■ Task goal ■
Quote the whole listing word for word. Do not include the pictures.

■ Entries shown ■
···

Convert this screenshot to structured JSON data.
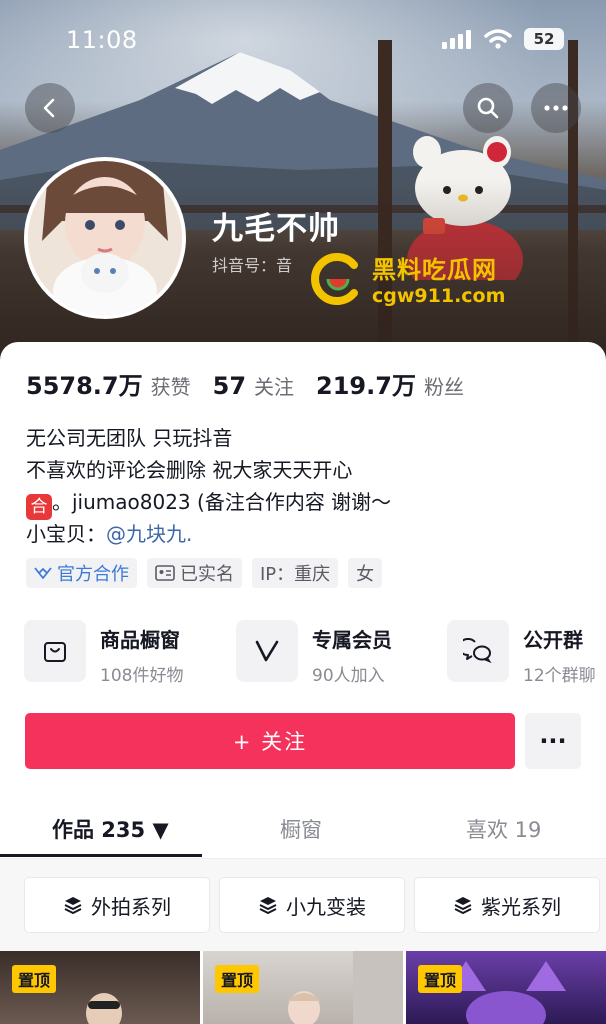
{
  "status_bar": {
    "time": "11:08",
    "battery": "52"
  },
  "header": {
    "name": "九毛不帅",
    "douyin_id": "抖音号：音",
    "watermark_cn": "黑料吃瓜网",
    "watermark_url": "cgw911.com"
  },
  "stats": [
    {
      "value": "5578.7万",
      "label": "获赞"
    },
    {
      "value": "57",
      "label": "关注"
    },
    {
      "value": "219.7万",
      "label": "粉丝"
    }
  ],
  "bio": {
    "line1": "无公司无团队 只玩抖音",
    "line2": "不喜欢的评论会删除 祝大家天天开心",
    "badge": "合",
    "line3": "。jiumao8023 (备注合作内容 谢谢～",
    "line4_prefix": "小宝贝：",
    "line4_mention": "@九块九."
  },
  "tags": {
    "official": "官方合作",
    "verified": "已实名",
    "ip": "IP：重庆",
    "gender": "女"
  },
  "features": [
    {
      "title": "商品橱窗",
      "sub": "108件好物",
      "icon": "shopping-bag-icon"
    },
    {
      "title": "专属会员",
      "sub": "90人加入",
      "icon": "v-member-icon"
    },
    {
      "title": "公开群",
      "sub": "12个群聊",
      "icon": "group-chat-icon"
    }
  ],
  "actions": {
    "follow": "+ 关注",
    "more": "···"
  },
  "tabs": [
    {
      "label": "作品 235 ▼"
    },
    {
      "label": "橱窗"
    },
    {
      "label": "喜欢 19"
    }
  ],
  "series": [
    {
      "label": "外拍系列"
    },
    {
      "label": "小九变装"
    },
    {
      "label": "紫光系列"
    }
  ],
  "thumbnails": [
    {
      "pin": "置顶"
    },
    {
      "pin": "置顶"
    },
    {
      "pin": "置顶"
    }
  ],
  "colors": {
    "follow": "#f5325c",
    "mention": "#3d67a8",
    "official": "#3b7bd8",
    "pin": "#ffc700",
    "watermark": "#f3c300"
  }
}
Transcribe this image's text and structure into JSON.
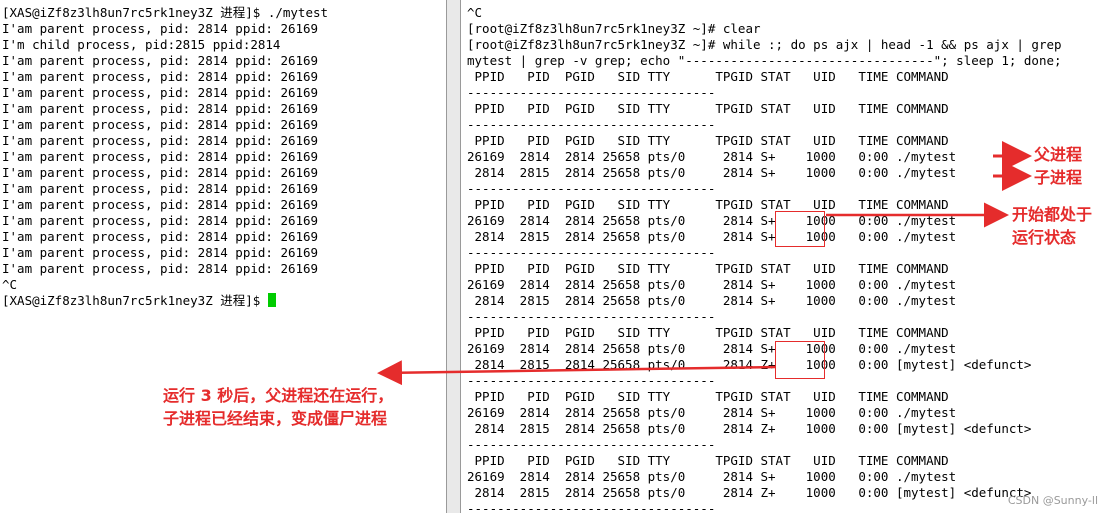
{
  "left_terminal": {
    "lines": [
      "[XAS@iZf8z3lh8un7rc5rk1ney3Z 进程]$ ./mytest",
      "I'am parent process, pid: 2814 ppid: 26169",
      "I'm child process, pid:2815 ppid:2814",
      "I'am parent process, pid: 2814 ppid: 26169",
      "I'am parent process, pid: 2814 ppid: 26169",
      "I'am parent process, pid: 2814 ppid: 26169",
      "I'am parent process, pid: 2814 ppid: 26169",
      "I'am parent process, pid: 2814 ppid: 26169",
      "I'am parent process, pid: 2814 ppid: 26169",
      "I'am parent process, pid: 2814 ppid: 26169",
      "I'am parent process, pid: 2814 ppid: 26169",
      "I'am parent process, pid: 2814 ppid: 26169",
      "I'am parent process, pid: 2814 ppid: 26169",
      "I'am parent process, pid: 2814 ppid: 26169",
      "I'am parent process, pid: 2814 ppid: 26169",
      "I'am parent process, pid: 2814 ppid: 26169",
      "I'am parent process, pid: 2814 ppid: 26169",
      "^C"
    ],
    "prompt": "[XAS@iZf8z3lh8un7rc5rk1ney3Z 进程]$ "
  },
  "right_terminal": {
    "lines": [
      "^C",
      "[root@iZf8z3lh8un7rc5rk1ney3Z ~]# clear",
      "[root@iZf8z3lh8un7rc5rk1ney3Z ~]# while :; do ps ajx | head -1 && ps ajx | grep",
      "mytest | grep -v grep; echo \"---------------------------------\"; sleep 1; done;",
      " PPID   PID  PGID   SID TTY      TPGID STAT   UID   TIME COMMAND",
      "---------------------------------",
      " PPID   PID  PGID   SID TTY      TPGID STAT   UID   TIME COMMAND",
      "---------------------------------",
      " PPID   PID  PGID   SID TTY      TPGID STAT   UID   TIME COMMAND",
      "26169  2814  2814 25658 pts/0     2814 S+    1000   0:00 ./mytest",
      " 2814  2815  2814 25658 pts/0     2814 S+    1000   0:00 ./mytest",
      "---------------------------------",
      " PPID   PID  PGID   SID TTY      TPGID STAT   UID   TIME COMMAND",
      "26169  2814  2814 25658 pts/0     2814 S+    1000   0:00 ./mytest",
      " 2814  2815  2814 25658 pts/0     2814 S+    1000   0:00 ./mytest",
      "---------------------------------",
      " PPID   PID  PGID   SID TTY      TPGID STAT   UID   TIME COMMAND",
      "26169  2814  2814 25658 pts/0     2814 S+    1000   0:00 ./mytest",
      " 2814  2815  2814 25658 pts/0     2814 S+    1000   0:00 ./mytest",
      "---------------------------------",
      " PPID   PID  PGID   SID TTY      TPGID STAT   UID   TIME COMMAND",
      "26169  2814  2814 25658 pts/0     2814 S+    1000   0:00 ./mytest",
      " 2814  2815  2814 25658 pts/0     2814 Z+    1000   0:00 [mytest] <defunct>",
      "---------------------------------",
      " PPID   PID  PGID   SID TTY      TPGID STAT   UID   TIME COMMAND",
      "26169  2814  2814 25658 pts/0     2814 S+    1000   0:00 ./mytest",
      " 2814  2815  2814 25658 pts/0     2814 Z+    1000   0:00 [mytest] <defunct>",
      "---------------------------------",
      " PPID   PID  PGID   SID TTY      TPGID STAT   UID   TIME COMMAND",
      "26169  2814  2814 25658 pts/0     2814 S+    1000   0:00 ./mytest",
      " 2814  2815  2814 25658 pts/0     2814 Z+    1000   0:00 [mytest] <defunct>",
      "---------------------------------"
    ]
  },
  "annotations": {
    "parent_label": "父进程",
    "child_label": "子进程",
    "running_line1": "开始都处于",
    "running_line2": "运行状态",
    "zombie_line1": "运行 3 秒后，父进程还在运行，",
    "zombie_line2": "子进程已经结束，变成僵尸进程"
  },
  "watermark": "CSDN @Sunny-ll",
  "colors": {
    "annotation": "#e52c2c",
    "cursor": "#00cc00"
  }
}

···

■ Full output ■
Convert this screenshot to structured JSON data.
{
  "status_bar": {
    "time": "11:08",
    "battery": "52"
  },
  "header": {
    "name": "九毛不帅",
    "douyin_id": "抖音号：音",
    "watermark_cn": "黑料吃瓜网",
    "watermark_url": "cgw911.com"
  },
  "stats": [
    {
      "value": "5578.7万",
      "label": "获赞"
    },
    {
      "value": "57",
      "label": "关注"
    },
    {
      "value": "219.7万",
      "label": "粉丝"
    }
  ],
  "bio": {
    "line1": "无公司无团队 只玩抖音",
    "line2": "不喜欢的评论会删除 祝大家天天开心",
    "badge": "合",
    "line3": "。jiumao8023 (备注合作内容 谢谢～",
    "line4_prefix": "小宝贝：",
    "line4_mention": "@九块九."
  },
  "tags": {
    "official": "官方合作",
    "verified": "已实名",
    "ip": "IP：重庆",
    "gender": "女"
  },
  "features": [
    {
      "title": "商品橱窗",
      "sub": "108件好物",
      "icon": "shopping-bag-icon"
    },
    {
      "title": "专属会员",
      "sub": "90人加入",
      "icon": "v-member-icon"
    },
    {
      "title": "公开群",
      "sub": "12个群聊",
      "icon": "group-chat-icon"
    }
  ],
  "actions": {
    "follow": "+ 关注",
    "more": "···"
  },
  "tabs": [
    {
      "label": "作品 235 ▼"
    },
    {
      "label": "橱窗"
    },
    {
      "label": "喜欢 19"
    }
  ],
  "series": [
    {
      "label": "外拍系列"
    },
    {
      "label": "小九变装"
    },
    {
      "label": "紫光系列"
    }
  ],
  "thumbnails": [
    {
      "pin": "置顶"
    },
    {
      "pin": "置顶"
    },
    {
      "pin": "置顶"
    }
  ],
  "colors": {
    "follow": "#f5325c",
    "mention": "#3d67a8",
    "official": "#3b7bd8",
    "pin": "#ffc700",
    "watermark": "#f3c300"
  }
}
Transcribe this image's text and structure into JSON.
{
  "left_terminal": {
    "lines": [
      "[XAS@iZf8z3lh8un7rc5rk1ney3Z 进程]$ ./mytest",
      "I'am parent process, pid: 2814 ppid: 26169",
      "I'm child process, pid:2815 ppid:2814",
      "I'am parent process, pid: 2814 ppid: 26169",
      "I'am parent process, pid: 2814 ppid: 26169",
      "I'am parent process, pid: 2814 ppid: 26169",
      "I'am parent process, pid: 2814 ppid: 26169",
      "I'am parent process, pid: 2814 ppid: 26169",
      "I'am parent process, pid: 2814 ppid: 26169",
      "I'am parent process, pid: 2814 ppid: 26169",
      "I'am parent process, pid: 2814 ppid: 26169",
      "I'am parent process, pid: 2814 ppid: 26169",
      "I'am parent process, pid: 2814 ppid: 26169",
      "I'am parent process, pid: 2814 ppid: 26169",
      "I'am parent process, pid: 2814 ppid: 26169",
      "I'am parent process, pid: 2814 ppid: 26169",
      "I'am parent process, pid: 2814 ppid: 26169",
      "^C"
    ],
    "prompt": "[XAS@iZf8z3lh8un7rc5rk1ney3Z 进程]$ "
  },
  "right_terminal": {
    "lines": [
      "^C",
      "[root@iZf8z3lh8un7rc5rk1ney3Z ~]# clear",
      "[root@iZf8z3lh8un7rc5rk1ney3Z ~]# while :; do ps ajx | head -1 && ps ajx | grep",
      "mytest | grep -v grep; echo \"---------------------------------\"; sleep 1; done;",
      " PPID   PID  PGID   SID TTY      TPGID STAT   UID   TIME COMMAND",
      "---------------------------------",
      " PPID   PID  PGID   SID TTY      TPGID STAT   UID   TIME COMMAND",
      "---------------------------------",
      " PPID   PID  PGID   SID TTY      TPGID STAT   UID   TIME COMMAND",
      "26169  2814  2814 25658 pts/0     2814 S+    1000   0:00 ./mytest",
      " 2814  2815  2814 25658 pts/0     2814 S+    1000   0:00 ./mytest",
      "---------------------------------",
      " PPID   PID  PGID   SID TTY      TPGID STAT   UID   TIME COMMAND",
      "26169  2814  2814 25658 pts/0     2814 S+    1000   0:00 ./mytest",
      " 2814  2815  2814 25658 pts/0     2814 S+    1000   0:00 ./mytest",
      "---------------------------------",
      " PPID   PID  PGID   SID TTY      TPGID STAT   UID   TIME COMMAND",
      "26169  2814  2814 25658 pts/0     2814 S+    1000   0:00 ./mytest",
      " 2814  2815  2814 25658 pts/0     2814 S+    1000   0:00 ./mytest",
      "---------------------------------",
      " PPID   PID  PGID   SID TTY      TPGID STAT   UID   TIME COMMAND",
      "26169  2814  2814 25658 pts/0     2814 S+    1000   0:00 ./mytest",
      " 2814  2815  2814 25658 pts/0     2814 Z+    1000   0:00 [mytest] <defunct>",
      "---------------------------------",
      " PPID   PID  PGID   SID TTY      TPGID STAT   UID   TIME COMMAND",
      "26169  2814  2814 25658 pts/0     2814 S+    1000   0:00 ./mytest",
      " 2814  2815  2814 25658 pts/0     2814 Z+    1000   0:00 [mytest] <defunct>",
      "---------------------------------",
      " PPID   PID  PGID   SID TTY      TPGID STAT   UID   TIME COMMAND",
      "26169  2814  2814 25658 pts/0     2814 S+    1000   0:00 ./mytest",
      " 2814  2815  2814 25658 pts/0     2814 Z+    1000   0:00 [mytest] <defunct>",
      "---------------------------------"
    ]
  },
  "annotations": {
    "parent_label": "父进程",
    "child_label": "子进程",
    "running_line1": "开始都处于",
    "running_line2": "运行状态",
    "zombie_line1": "运行 3 秒后，父进程还在运行，",
    "zombie_line2": "子进程已经结束，变成僵尸进程"
  },
  "watermark": "CSDN @Sunny-ll",
  "colors": {
    "annotation": "#e52c2c",
    "cursor": "#00cc00"
  }
}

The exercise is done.